Give back each entry unchanged, minus pictures.

(Stored records)
========================================================================

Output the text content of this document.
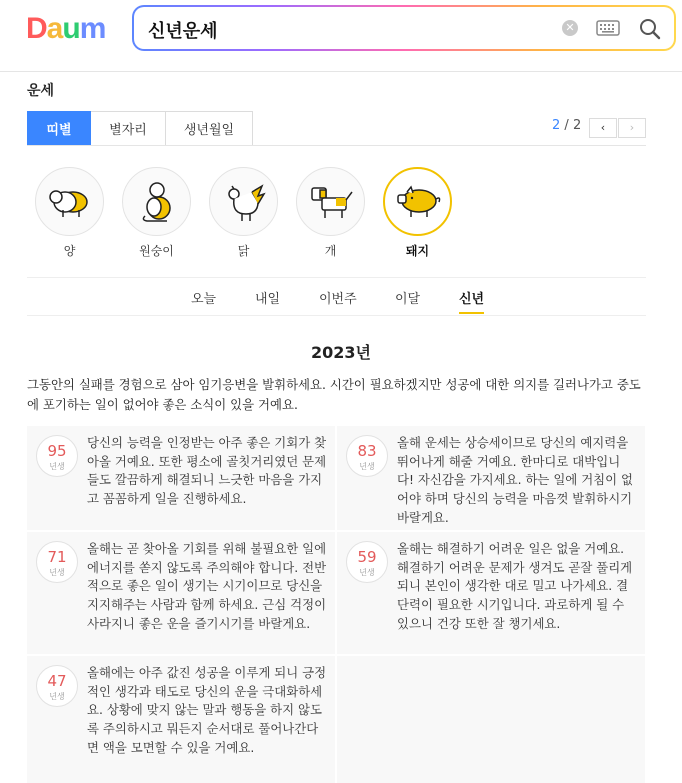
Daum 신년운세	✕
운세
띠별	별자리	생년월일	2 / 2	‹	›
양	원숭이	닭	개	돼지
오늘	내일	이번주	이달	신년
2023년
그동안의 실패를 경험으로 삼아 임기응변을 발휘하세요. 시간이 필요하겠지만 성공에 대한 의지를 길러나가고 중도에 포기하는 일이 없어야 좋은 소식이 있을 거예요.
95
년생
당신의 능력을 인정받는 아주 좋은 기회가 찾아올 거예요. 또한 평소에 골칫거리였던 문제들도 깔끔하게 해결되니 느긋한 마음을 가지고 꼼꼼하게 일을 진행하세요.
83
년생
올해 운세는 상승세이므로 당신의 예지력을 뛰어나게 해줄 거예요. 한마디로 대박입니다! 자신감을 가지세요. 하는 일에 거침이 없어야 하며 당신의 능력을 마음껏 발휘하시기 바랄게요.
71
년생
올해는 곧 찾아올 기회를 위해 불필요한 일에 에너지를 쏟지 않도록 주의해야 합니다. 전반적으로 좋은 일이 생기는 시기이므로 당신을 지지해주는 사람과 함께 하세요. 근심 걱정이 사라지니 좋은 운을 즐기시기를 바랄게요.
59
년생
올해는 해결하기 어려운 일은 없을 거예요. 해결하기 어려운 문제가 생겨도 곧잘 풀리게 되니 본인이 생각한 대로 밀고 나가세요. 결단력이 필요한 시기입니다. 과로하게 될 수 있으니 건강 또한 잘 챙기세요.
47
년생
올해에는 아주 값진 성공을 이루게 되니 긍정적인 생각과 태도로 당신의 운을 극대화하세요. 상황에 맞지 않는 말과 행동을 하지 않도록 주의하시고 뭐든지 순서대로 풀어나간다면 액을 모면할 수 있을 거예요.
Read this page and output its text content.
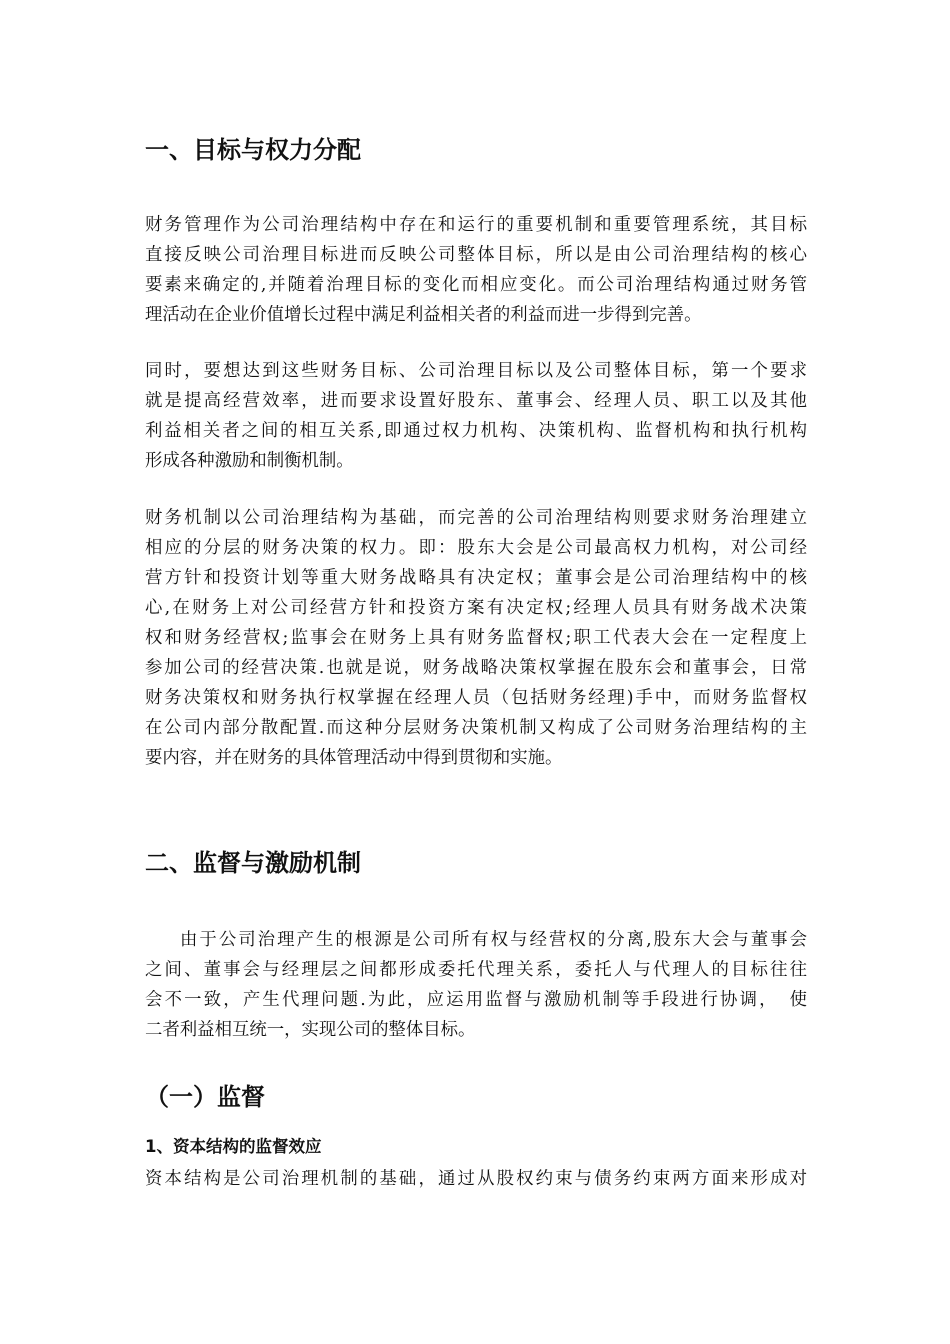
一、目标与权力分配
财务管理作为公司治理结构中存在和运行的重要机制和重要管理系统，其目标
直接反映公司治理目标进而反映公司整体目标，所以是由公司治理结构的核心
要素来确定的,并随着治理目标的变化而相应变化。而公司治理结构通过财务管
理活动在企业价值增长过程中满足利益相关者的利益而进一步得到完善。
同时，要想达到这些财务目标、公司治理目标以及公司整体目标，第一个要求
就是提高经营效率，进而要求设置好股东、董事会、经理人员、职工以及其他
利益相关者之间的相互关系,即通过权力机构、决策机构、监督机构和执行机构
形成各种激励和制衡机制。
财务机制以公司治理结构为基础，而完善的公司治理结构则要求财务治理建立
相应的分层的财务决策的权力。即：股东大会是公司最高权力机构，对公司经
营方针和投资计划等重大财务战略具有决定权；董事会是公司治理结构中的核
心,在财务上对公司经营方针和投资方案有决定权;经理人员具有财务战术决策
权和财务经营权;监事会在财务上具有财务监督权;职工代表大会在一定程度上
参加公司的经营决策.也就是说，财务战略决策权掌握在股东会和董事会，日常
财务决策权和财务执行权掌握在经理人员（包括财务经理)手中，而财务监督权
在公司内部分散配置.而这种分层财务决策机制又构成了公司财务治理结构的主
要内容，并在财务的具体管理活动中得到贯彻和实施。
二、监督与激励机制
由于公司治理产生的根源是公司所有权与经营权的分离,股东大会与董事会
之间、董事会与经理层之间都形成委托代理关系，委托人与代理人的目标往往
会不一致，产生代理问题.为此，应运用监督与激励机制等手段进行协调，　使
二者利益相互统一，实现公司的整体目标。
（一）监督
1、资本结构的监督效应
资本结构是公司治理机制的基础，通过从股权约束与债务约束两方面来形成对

========================================================================

(THE OUTPUT):
Output the text content of this document.
Daum 신년운세	✕
운세
띠별	별자리	생년월일	2 / 2	‹	›
양	원숭이	닭	개	돼지
오늘	내일	이번주	이달	신년
2023년
그동안의 실패를 경험으로 삼아 임기응변을 발휘하세요. 시간이 필요하겠지만 성공에 대한 의지를 길러나가고 중도에 포기하는 일이 없어야 좋은 소식이 있을 거예요.
95
년생
당신의 능력을 인정받는 아주 좋은 기회가 찾아올 거예요. 또한 평소에 골칫거리였던 문제들도 깔끔하게 해결되니 느긋한 마음을 가지고 꼼꼼하게 일을 진행하세요.
83
년생
올해 운세는 상승세이므로 당신의 예지력을 뛰어나게 해줄 거예요. 한마디로 대박입니다! 자신감을 가지세요. 하는 일에 거침이 없어야 하며 당신의 능력을 마음껏 발휘하시기 바랄게요.
71
년생
올해는 곧 찾아올 기회를 위해 불필요한 일에 에너지를 쏟지 않도록 주의해야 합니다. 전반적으로 좋은 일이 생기는 시기이므로 당신을 지지해주는 사람과 함께 하세요. 근심 걱정이 사라지니 좋은 운을 즐기시기를 바랄게요.
59
년생
올해는 해결하기 어려운 일은 없을 거예요. 해결하기 어려운 문제가 생겨도 곧잘 풀리게 되니 본인이 생각한 대로 밀고 나가세요. 결단력이 필요한 시기입니다. 과로하게 될 수 있으니 건강 또한 잘 챙기세요.
47
년생
올해에는 아주 값진 성공을 이루게 되니 긍정적인 생각과 태도로 당신의 운을 극대화하세요. 상황에 맞지 않는 말과 행동을 하지 않도록 주의하시고 뭐든지 순서대로 풀어나간다면 액을 모면할 수 있을 거예요.
Read this page and output its text content.
一、目标与权力分配
财务管理作为公司治理结构中存在和运行的重要机制和重要管理系统，其目标
直接反映公司治理目标进而反映公司整体目标，所以是由公司治理结构的核心
要素来确定的,并随着治理目标的变化而相应变化。而公司治理结构通过财务管
理活动在企业价值增长过程中满足利益相关者的利益而进一步得到完善。
同时，要想达到这些财务目标、公司治理目标以及公司整体目标，第一个要求
就是提高经营效率，进而要求设置好股东、董事会、经理人员、职工以及其他
利益相关者之间的相互关系,即通过权力机构、决策机构、监督机构和执行机构
形成各种激励和制衡机制。
财务机制以公司治理结构为基础，而完善的公司治理结构则要求财务治理建立
相应的分层的财务决策的权力。即：股东大会是公司最高权力机构，对公司经
营方针和投资计划等重大财务战略具有决定权；董事会是公司治理结构中的核
心,在财务上对公司经营方针和投资方案有决定权;经理人员具有财务战术决策
权和财务经营权;监事会在财务上具有财务监督权;职工代表大会在一定程度上
参加公司的经营决策.也就是说，财务战略决策权掌握在股东会和董事会，日常
财务决策权和财务执行权掌握在经理人员（包括财务经理)手中，而财务监督权
在公司内部分散配置.而这种分层财务决策机制又构成了公司财务治理结构的主
要内容，并在财务的具体管理活动中得到贯彻和实施。
二、监督与激励机制
由于公司治理产生的根源是公司所有权与经营权的分离,股东大会与董事会
之间、董事会与经理层之间都形成委托代理关系，委托人与代理人的目标往往
会不一致，产生代理问题.为此，应运用监督与激励机制等手段进行协调，　使
二者利益相互统一，实现公司的整体目标。
（一）监督
1、资本结构的监督效应
资本结构是公司治理机制的基础，通过从股权约束与债务约束两方面来形成对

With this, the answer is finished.